>> Begin INPUT FOR THIS TASK
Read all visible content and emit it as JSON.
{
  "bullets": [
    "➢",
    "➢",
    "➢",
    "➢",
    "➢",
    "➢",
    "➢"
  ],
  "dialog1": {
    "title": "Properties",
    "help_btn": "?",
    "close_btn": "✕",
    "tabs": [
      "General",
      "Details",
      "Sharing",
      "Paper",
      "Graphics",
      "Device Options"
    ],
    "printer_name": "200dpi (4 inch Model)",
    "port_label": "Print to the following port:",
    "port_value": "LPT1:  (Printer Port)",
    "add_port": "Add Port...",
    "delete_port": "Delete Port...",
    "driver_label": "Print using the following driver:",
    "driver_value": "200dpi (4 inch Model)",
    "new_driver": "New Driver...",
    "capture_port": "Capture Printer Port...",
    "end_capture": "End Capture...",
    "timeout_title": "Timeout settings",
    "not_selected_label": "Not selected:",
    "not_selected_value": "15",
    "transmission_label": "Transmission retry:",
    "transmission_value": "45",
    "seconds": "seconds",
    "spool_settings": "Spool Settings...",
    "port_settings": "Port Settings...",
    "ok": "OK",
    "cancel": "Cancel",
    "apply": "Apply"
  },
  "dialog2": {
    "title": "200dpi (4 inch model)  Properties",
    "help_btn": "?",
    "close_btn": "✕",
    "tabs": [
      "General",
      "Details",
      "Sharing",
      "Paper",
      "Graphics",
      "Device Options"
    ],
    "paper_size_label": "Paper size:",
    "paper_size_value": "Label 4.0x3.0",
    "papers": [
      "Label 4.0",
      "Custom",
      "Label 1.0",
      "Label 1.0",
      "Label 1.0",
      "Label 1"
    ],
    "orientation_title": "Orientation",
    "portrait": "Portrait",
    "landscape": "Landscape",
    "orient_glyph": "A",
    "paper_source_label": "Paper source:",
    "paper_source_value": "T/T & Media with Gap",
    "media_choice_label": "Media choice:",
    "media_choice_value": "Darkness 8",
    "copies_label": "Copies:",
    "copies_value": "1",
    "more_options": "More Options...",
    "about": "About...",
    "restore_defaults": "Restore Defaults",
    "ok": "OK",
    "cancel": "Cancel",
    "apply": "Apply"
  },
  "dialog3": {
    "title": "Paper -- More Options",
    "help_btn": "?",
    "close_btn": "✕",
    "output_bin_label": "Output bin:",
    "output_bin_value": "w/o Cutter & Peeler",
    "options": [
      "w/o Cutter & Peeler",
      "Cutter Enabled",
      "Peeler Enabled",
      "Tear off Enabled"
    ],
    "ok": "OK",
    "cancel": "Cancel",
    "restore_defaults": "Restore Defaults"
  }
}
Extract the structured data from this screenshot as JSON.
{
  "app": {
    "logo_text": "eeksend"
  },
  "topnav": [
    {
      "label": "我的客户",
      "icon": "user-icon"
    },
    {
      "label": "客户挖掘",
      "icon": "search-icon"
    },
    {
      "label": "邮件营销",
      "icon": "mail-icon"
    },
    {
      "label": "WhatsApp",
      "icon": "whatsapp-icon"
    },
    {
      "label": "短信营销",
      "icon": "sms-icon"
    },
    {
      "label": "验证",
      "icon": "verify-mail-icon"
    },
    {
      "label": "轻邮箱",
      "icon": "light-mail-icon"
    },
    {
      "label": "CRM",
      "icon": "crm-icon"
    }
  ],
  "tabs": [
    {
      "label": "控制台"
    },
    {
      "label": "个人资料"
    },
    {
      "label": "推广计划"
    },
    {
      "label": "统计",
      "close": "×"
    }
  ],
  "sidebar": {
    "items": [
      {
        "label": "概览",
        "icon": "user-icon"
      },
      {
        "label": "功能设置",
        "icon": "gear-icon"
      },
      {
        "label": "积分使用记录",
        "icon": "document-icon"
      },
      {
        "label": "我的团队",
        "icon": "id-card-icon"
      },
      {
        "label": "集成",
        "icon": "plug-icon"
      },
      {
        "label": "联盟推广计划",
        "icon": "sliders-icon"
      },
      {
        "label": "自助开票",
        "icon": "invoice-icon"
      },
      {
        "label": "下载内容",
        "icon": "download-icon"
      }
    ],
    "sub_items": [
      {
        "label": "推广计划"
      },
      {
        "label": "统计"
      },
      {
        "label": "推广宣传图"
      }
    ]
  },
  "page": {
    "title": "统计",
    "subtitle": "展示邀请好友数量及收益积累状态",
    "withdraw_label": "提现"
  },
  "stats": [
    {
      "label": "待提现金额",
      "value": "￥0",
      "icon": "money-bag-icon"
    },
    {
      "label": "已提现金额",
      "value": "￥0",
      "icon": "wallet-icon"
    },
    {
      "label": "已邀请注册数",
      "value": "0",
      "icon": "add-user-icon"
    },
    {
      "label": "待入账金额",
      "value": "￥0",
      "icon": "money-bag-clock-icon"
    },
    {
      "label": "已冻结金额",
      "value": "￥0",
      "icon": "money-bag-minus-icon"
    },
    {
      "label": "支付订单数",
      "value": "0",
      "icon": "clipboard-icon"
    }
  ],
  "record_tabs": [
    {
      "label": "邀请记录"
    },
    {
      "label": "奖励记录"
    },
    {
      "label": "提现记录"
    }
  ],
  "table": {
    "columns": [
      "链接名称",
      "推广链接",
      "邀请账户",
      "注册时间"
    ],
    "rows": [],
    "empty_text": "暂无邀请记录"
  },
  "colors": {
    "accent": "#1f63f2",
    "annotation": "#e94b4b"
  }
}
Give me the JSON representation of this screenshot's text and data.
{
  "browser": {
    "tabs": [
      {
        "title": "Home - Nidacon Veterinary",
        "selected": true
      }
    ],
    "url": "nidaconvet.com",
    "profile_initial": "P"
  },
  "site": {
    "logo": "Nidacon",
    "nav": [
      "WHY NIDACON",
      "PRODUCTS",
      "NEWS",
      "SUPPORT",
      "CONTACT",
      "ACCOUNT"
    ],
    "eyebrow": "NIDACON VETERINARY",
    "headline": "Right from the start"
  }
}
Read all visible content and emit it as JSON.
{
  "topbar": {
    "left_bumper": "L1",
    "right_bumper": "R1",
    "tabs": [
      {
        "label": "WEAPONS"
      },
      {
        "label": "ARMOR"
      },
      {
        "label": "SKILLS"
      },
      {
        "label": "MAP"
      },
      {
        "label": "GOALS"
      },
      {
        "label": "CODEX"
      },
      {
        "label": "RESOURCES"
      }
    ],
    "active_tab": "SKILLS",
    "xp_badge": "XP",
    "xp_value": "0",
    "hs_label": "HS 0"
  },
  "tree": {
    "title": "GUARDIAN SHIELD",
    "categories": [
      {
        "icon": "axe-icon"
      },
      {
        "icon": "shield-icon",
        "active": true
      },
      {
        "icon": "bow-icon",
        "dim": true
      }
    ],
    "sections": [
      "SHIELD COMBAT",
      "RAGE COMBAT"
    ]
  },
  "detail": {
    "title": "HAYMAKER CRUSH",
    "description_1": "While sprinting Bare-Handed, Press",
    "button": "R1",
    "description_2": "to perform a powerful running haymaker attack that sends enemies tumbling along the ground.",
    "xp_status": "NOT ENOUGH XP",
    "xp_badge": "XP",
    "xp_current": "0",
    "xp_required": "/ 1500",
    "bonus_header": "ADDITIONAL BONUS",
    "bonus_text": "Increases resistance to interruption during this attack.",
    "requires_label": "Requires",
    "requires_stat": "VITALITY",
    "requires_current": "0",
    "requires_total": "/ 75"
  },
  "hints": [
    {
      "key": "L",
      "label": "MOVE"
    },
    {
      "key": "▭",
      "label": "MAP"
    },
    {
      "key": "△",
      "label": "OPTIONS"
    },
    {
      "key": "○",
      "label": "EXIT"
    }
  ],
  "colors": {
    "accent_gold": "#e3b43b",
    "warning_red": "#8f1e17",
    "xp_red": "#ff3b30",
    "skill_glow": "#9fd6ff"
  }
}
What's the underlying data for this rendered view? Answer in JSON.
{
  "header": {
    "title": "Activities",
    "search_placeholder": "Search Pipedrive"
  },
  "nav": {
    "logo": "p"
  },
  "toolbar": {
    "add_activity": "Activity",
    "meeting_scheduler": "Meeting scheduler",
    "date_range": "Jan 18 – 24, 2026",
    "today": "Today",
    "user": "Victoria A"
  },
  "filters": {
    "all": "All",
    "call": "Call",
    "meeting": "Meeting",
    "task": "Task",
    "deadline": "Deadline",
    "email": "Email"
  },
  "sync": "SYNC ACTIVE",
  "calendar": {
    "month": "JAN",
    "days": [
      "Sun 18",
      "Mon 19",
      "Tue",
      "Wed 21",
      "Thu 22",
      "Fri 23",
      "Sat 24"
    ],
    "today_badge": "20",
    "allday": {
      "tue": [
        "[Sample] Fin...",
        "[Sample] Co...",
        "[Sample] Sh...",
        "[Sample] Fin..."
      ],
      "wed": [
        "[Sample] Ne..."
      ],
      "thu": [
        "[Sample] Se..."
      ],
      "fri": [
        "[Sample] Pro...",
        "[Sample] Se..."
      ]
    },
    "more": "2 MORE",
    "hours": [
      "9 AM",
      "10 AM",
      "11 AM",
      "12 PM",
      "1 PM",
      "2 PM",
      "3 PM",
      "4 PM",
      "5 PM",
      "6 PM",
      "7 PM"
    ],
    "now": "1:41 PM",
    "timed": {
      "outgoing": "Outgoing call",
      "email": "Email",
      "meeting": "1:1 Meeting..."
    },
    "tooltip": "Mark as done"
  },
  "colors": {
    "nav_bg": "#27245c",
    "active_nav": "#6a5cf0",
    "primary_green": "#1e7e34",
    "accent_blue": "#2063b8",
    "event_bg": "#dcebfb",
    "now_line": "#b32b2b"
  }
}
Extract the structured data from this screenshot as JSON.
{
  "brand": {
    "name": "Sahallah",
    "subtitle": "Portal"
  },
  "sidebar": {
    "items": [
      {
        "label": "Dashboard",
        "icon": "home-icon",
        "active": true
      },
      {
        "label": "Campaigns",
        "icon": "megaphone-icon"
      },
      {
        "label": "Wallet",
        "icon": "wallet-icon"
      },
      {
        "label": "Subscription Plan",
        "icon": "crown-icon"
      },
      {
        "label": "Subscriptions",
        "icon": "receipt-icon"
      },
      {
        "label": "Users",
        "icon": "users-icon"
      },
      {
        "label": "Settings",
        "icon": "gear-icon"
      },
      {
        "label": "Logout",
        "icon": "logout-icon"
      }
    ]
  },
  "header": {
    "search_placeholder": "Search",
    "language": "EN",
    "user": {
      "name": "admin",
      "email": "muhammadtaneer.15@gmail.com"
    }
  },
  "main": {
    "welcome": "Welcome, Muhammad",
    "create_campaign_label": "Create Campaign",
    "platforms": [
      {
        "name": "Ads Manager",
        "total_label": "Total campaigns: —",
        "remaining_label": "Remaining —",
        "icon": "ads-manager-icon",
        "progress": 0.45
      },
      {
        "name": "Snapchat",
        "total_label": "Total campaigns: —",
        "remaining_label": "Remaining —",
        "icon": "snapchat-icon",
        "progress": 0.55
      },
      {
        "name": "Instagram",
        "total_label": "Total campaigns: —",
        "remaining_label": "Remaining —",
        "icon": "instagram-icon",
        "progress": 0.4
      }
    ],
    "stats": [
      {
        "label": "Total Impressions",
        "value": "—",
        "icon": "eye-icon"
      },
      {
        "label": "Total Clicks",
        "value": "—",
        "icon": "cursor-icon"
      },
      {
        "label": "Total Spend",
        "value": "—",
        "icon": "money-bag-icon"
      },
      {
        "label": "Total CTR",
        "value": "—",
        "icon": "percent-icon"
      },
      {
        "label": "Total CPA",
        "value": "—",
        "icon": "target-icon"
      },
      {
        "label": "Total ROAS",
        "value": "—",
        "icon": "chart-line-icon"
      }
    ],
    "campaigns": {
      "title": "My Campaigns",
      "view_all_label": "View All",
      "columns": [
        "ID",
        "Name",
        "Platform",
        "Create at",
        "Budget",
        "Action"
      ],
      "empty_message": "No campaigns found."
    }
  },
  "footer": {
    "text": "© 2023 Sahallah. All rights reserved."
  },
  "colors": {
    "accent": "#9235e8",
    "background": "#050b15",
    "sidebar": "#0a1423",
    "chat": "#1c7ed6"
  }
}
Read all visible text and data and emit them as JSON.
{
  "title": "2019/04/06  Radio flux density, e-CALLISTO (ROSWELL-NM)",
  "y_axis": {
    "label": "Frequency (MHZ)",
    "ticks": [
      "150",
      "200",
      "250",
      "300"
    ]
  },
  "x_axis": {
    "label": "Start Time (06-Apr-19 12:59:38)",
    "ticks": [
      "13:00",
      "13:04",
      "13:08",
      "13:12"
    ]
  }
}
>> End INPUT FOR THIS TASK
SET PROBLEM: Every line above that contains the word "attack" should be reported.

WRITTEN REPLY:
    "description_2": "to perform a powerful running haymaker attack that sends enemies tumbling along the ground.",
    "bonus_text": "Increases resistance to interruption during this attack.",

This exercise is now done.